*Set task A*. Present the rows that follow the text as a Markdown table with the columns No and Line, starting at the line that contains "settings-row[interactable]: Zoomstufen [494,1220,1686,1328]" and ending at the line that contains "new-tab-icon[interactable] [498,24,522,48]", both included. Number each line and leave out any blank lines.

:: Provided text

Reputation: 67
I have a target string, say target = 'apple'
and I have a list of candidate strings, say candidate_list = ['orange', 'banana', 'apple1', 'pineapple']
. I am calculating cosine similarity between target
and iterating over each string in candidate_list
using the following code.
def calculate_cosine(c, h):
vec = CountVectorizer()
label_dictionary = vec.fit([c, h])
c_vector = label_dictionary.transform([c]).toarray()
h_vector = label_dictionary.transform([h]).toarray()
cx = lambda curr, hist: round(
numpy.inner(curr, hist) / numpy.LA.norm(curr) * numpy.LA.norm(hist), 3)
return cx(c_vector, h_vector)
My question is, is there a way to do this without iterating over the candidate_list
on the lines of Array Broadcasting or like Matrix Operation.
I am asking this since my current implementation (looping over the candidate_list
) is not fast enough for my application.
Thanks.
Upvotes: 4
Views: 1689
Reputation: 86320
Scikit-learn contains efficient code for computing the cosine similarity between groups of vectors; it's in the sklearn.metrics.pairwise
submodule.

::::

*Set task B*. Carry the forum thread on cosine similarity forward from the point where it stops.

:: Information shown

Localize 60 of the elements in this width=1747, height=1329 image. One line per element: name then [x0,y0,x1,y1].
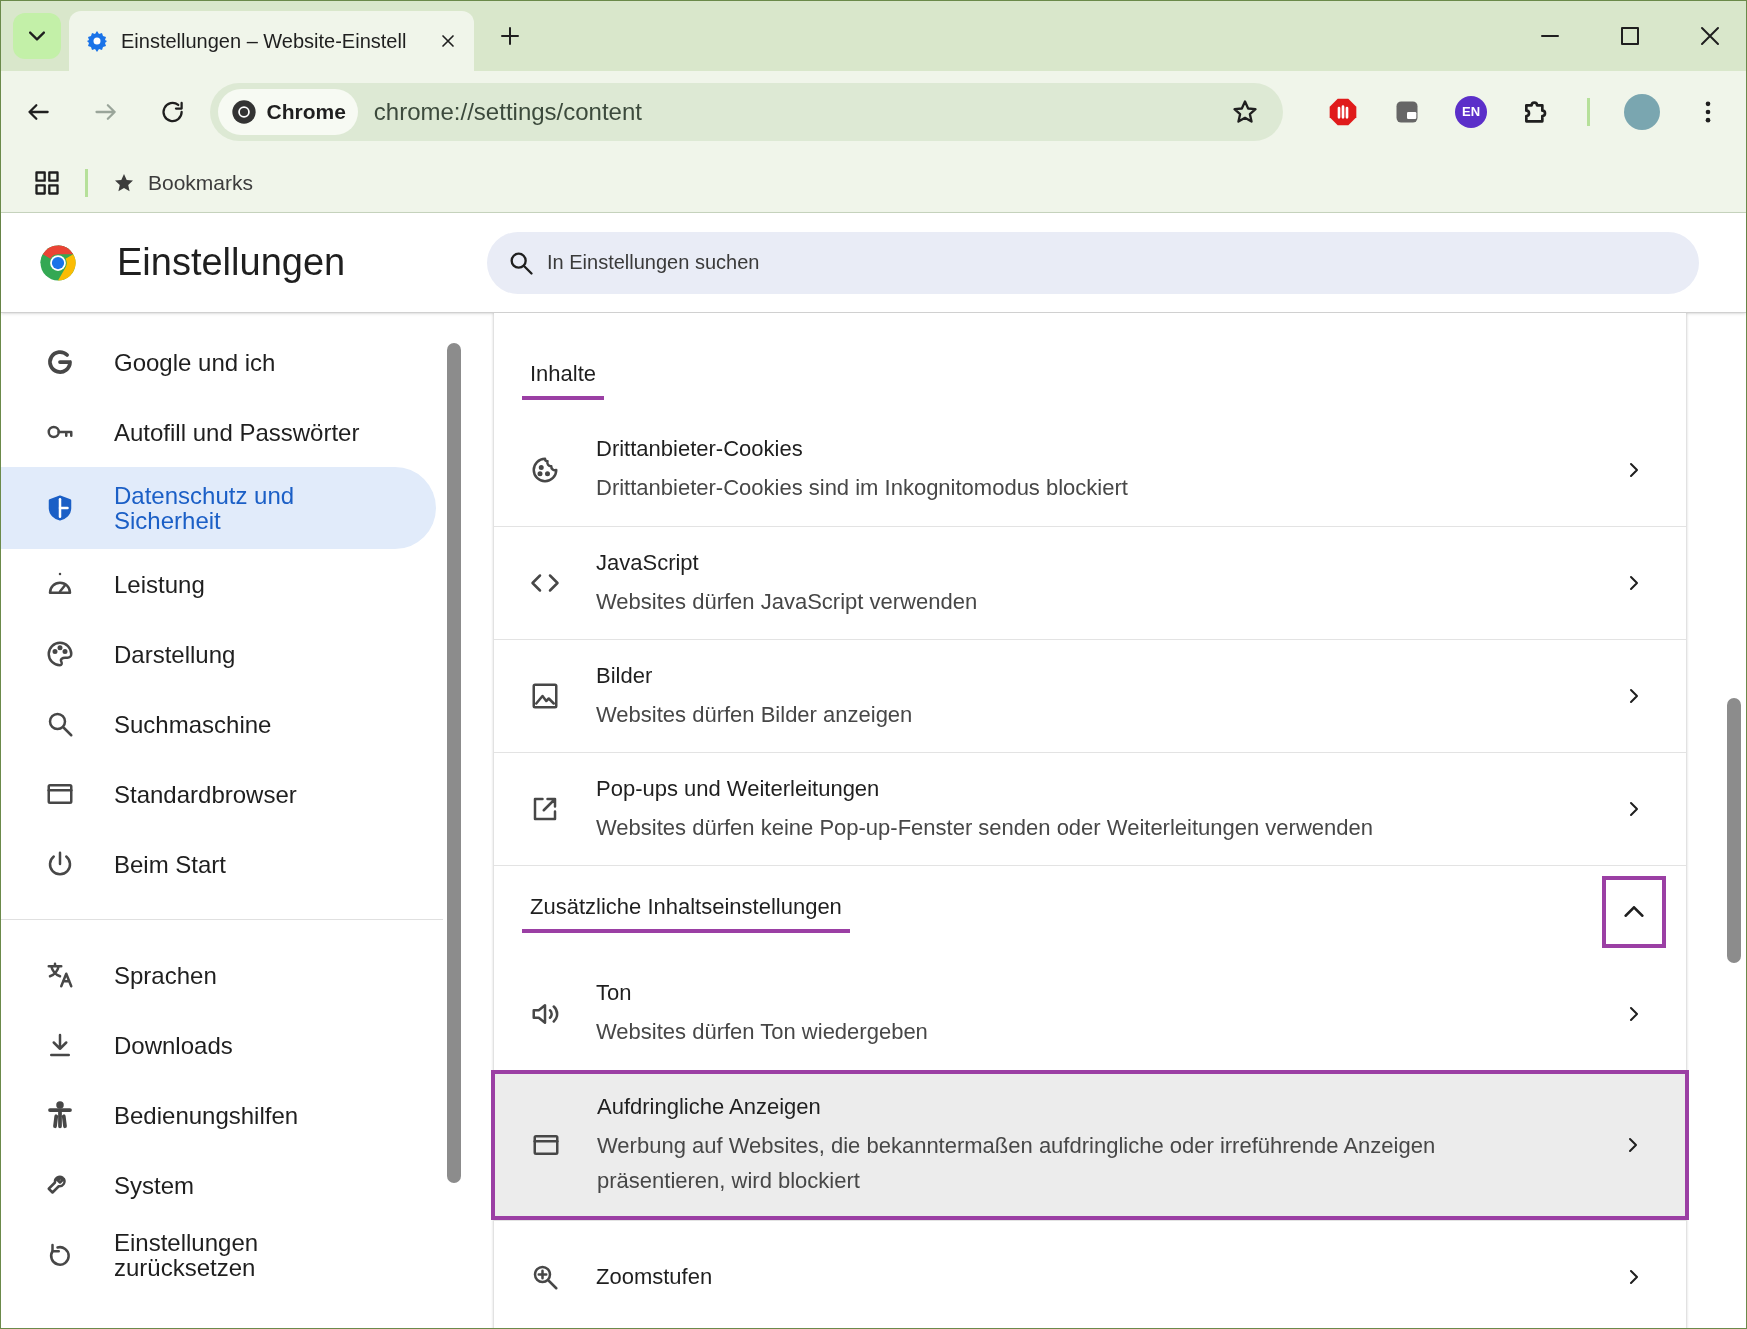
settings-row[interactable]: Zoomstufen [494,1220,1686,1328]
sidebar-item[interactable]: System [1,1150,436,1220]
sidebar-item[interactable]: Downloads [1,1010,436,1080]
setting-title: Drittanbieter-Cookies [596,435,804,463]
new-tab-icon[interactable] [498,24,522,48]
setting-description: Websites dürfen Bilder anzeigen [596,700,914,729]
section-heading: Inhalte [522,356,605,400]
collapse-button[interactable] [1602,875,1666,948]
chevron-icon [1624,906,1644,917]
settings-row[interactable]: Ton Websites dürfen Ton wiedergeben [494,957,1686,1070]
setting-title: Aufdringliche Anzeigen [597,1093,822,1121]
chrome-logo-icon [230,98,259,126]
setting-title: Pop-ups und Weiterleitungen [596,774,881,803]
sidebar-item[interactable]: Sprachen [1,940,436,1010]
setting-title: Bilder [596,661,654,690]
setting-description: Websites dürfen JavaScript verwenden [596,587,979,616]
sidebar-item[interactable]: Autofill und Passwörter [1,397,436,467]
settings-row[interactable]: Pop-ups und Weiterleitungen Websites dürfen keine Pop-up-Fenster senden oder Weiterleitungen verwenden [494,752,1686,865]
palette-icon [45,639,75,669]
language-extension-button[interactable]: EN [1455,96,1487,128]
sidebar-item[interactable]: Suchmaschine [1,689,436,759]
sidebar-item[interactable]: Datenschutz und Sicherheit [1,467,436,549]
browser-tab[interactable]: Einstellungen – Website-Einstell [69,11,474,71]
accessibility-person-icon [45,1100,75,1130]
sidebar-item[interactable]: Einstellungen zurücksetzen [1,1220,436,1290]
close-icon[interactable] [1698,24,1722,48]
sidebar-item[interactable]: Standardbrowser [1,759,436,829]
page-title: Einstellungen [117,240,347,285]
apps-grid-icon[interactable] [33,168,61,197]
settings-row[interactable]: Aufdringliche Anzeigen Werbung auf Websites, die bekanntermaßen aufdringliche oder irreführende Anzeigen präsentieren, wird blockiert [491,1070,1689,1220]
setting-title: JavaScript [596,548,700,577]
sidebar-item[interactable]: Beim Start [1,829,436,899]
translate-icon [45,960,75,990]
chrome-chip[interactable]: Chrome [218,89,358,135]
sidebar-item[interactable]: Darstellung [1,619,436,689]
setting-title: Ton [596,979,633,1007]
setting-description: Websites dürfen Ton wiedergeben [596,1018,929,1046]
bookmark-folder[interactable]: Bookmarks [112,166,254,199]
maximize-icon[interactable] [1618,24,1642,48]
settings-row[interactable]: Bilder Websites dürfen Bilder anzeigen [494,639,1686,752]
star-icon[interactable] [1231,98,1259,126]
google-g-icon [45,347,75,377]
caret-icon [29,31,45,41]
tab-search-button[interactable] [13,13,61,59]
section-heading: Zusätzliche Inhaltseinstellungen [522,890,850,933]
url-text: chrome://settings/content [373,97,643,127]
image-icon [530,681,560,711]
setting-title: Zoomstufen [596,1263,714,1291]
sidebar-item[interactable]: Google und ich [1,327,436,397]
settings-row[interactable]: JavaScript Websites dürfen JavaScript verwenden [494,526,1686,639]
sidebar-item[interactable]: Bedienungshilfen [1,1080,436,1150]
settings-row[interactable]: Drittanbieter-Cookies Drittanbieter-Cookies sind im Inkognitomodus blockiert [494,413,1686,526]
address-bar[interactable]: Chrome chrome://settings/content [210,83,1283,141]
gear-icon [85,29,109,53]
tab-title: Einstellungen – Website-Einstell [121,29,408,54]
search-field[interactable]: In Einstellungen suchen [487,231,1699,294]
setting-description: Drittanbieter-Cookies sind im Inkognitomodus blockiert [596,474,1129,502]
setting-description: Websites dürfen keine Pop-up-Fenster senden oder Weiterleitungen verwenden [596,813,1374,842]
sidebar-item[interactable]: Leistung [1,549,436,619]
setting-description: Werbung auf Websites, die bekanntermaßen aufdringliche oder irreführende Anzeigen präsentieren, wird blockiert [597,1132,1437,1195]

::::

*Exercise result A*.
| No | Line |
|---|---|
| 1 | settings-row[interactable]: Zoomstufen [494,1220,1686,1328] |
| 2 | sidebar-item[interactable]: System [1,1150,436,1220] |
| 3 | sidebar-item[interactable]: Downloads [1,1010,436,1080] |
| 4 | setting-title: Drittanbieter-Cookies [596,435,804,463] |
| 5 | new-tab-icon[interactable] [498,24,522,48] |

*Exercise result B*.
Here's a fast approach for your problem:
from sklearn.feature_extraction.text import CountVectorizer
from sklearn.metrics import pairwise_kernels
candidate_list = ['orange', 'banana', 'apple1', 'pineapple']
target = 'apple'
vec = CountVectorizer(analyzer='char')
vec.fit(candidate_list)
pairwise_kernels(vec.transform([target]),
vec.transform(candidate_list),
metric='cosine')
# array([[ 0.3086067 , 0.30304576, 0.93541435, 0.9166985 ]])
Note that I used CountVectorizer(analyzer='char')
to count characters rather than words, because it seemed more appropriate for your example data.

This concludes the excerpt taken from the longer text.